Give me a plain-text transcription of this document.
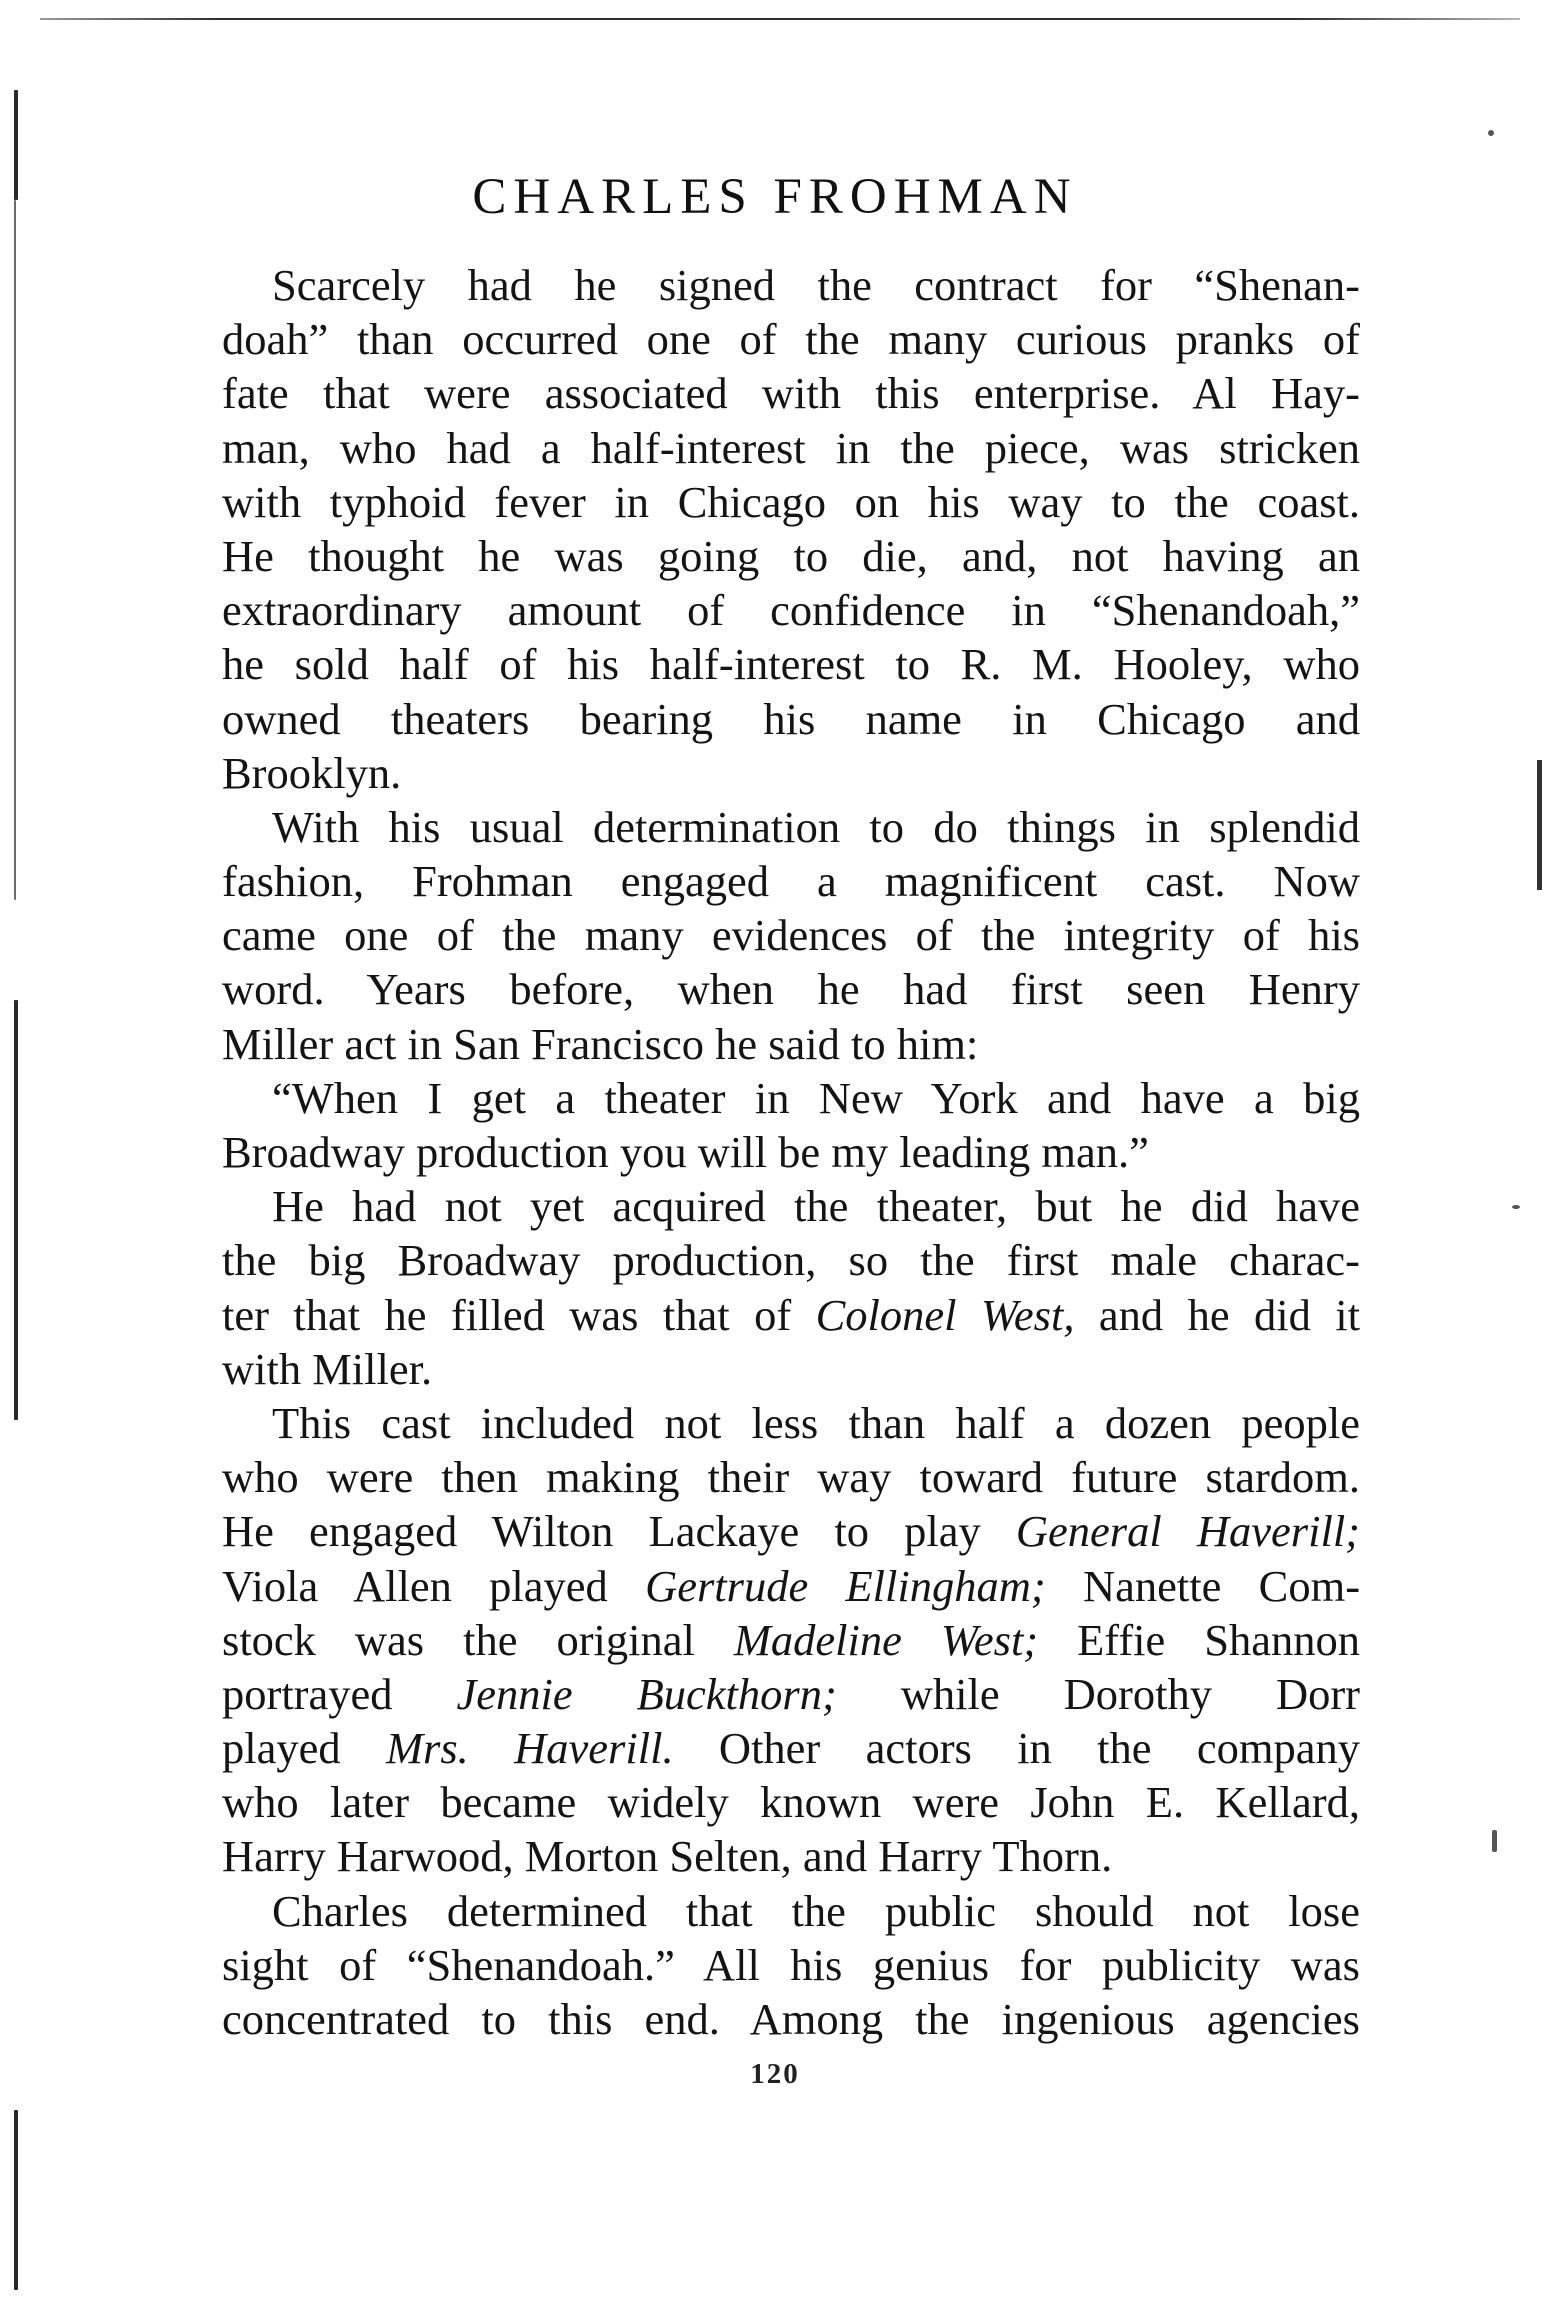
CHARLES FROHMAN
Scarcely had he signed the contract for “Shenan-
doah” than occurred one of the many curious pranks of
fate that were associated with this enterprise. Al Hay-
man, who had a half-interest in the piece, was stricken
with typhoid fever in Chicago on his way to the coast.
He thought he was going to die, and, not having an
extraordinary amount of confidence in “Shenandoah,”
he sold half of his half-interest to R. M. Hooley, who
owned theaters bearing his name in Chicago and
Brooklyn.
With his usual determination to do things in splendid
fashion, Frohman engaged a magnificent cast. Now
came one of the many evidences of the integrity of his
word. Years before, when he had first seen Henry
Miller act in San Francisco he said to him:
“When I get a theater in New York and have a big
Broadway production you will be my leading man.”
He had not yet acquired the theater, but he did have
the big Broadway production, so the first male charac-
ter that he filled was that of Colonel West, and he did it
with Miller.
This cast included not less than half a dozen people
who were then making their way toward future stardom.
He engaged Wilton Lackaye to play General Haverill;
Viola Allen played Gertrude Ellingham; Nanette Com-
stock was the original Madeline West; Effie Shannon
portrayed Jennie Buckthorn; while Dorothy Dorr
played Mrs. Haverill. Other actors in the company
who later became widely known were John E. Kellard,
Harry Harwood, Morton Selten, and Harry Thorn.
Charles determined that the public should not lose
sight of “Shenandoah.” All his genius for publicity was
concentrated to this end. Among the ingenious agencies
120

● ● ●

- WHAT TO PRODUCE: Find the lines above holding the word "that" and show them.

- TASK OUTPUT:
fate that were associated with this enterprise. Al Hay-
ter that he filled was that of Colonel West, and he did it
Charles determined that the public should not lose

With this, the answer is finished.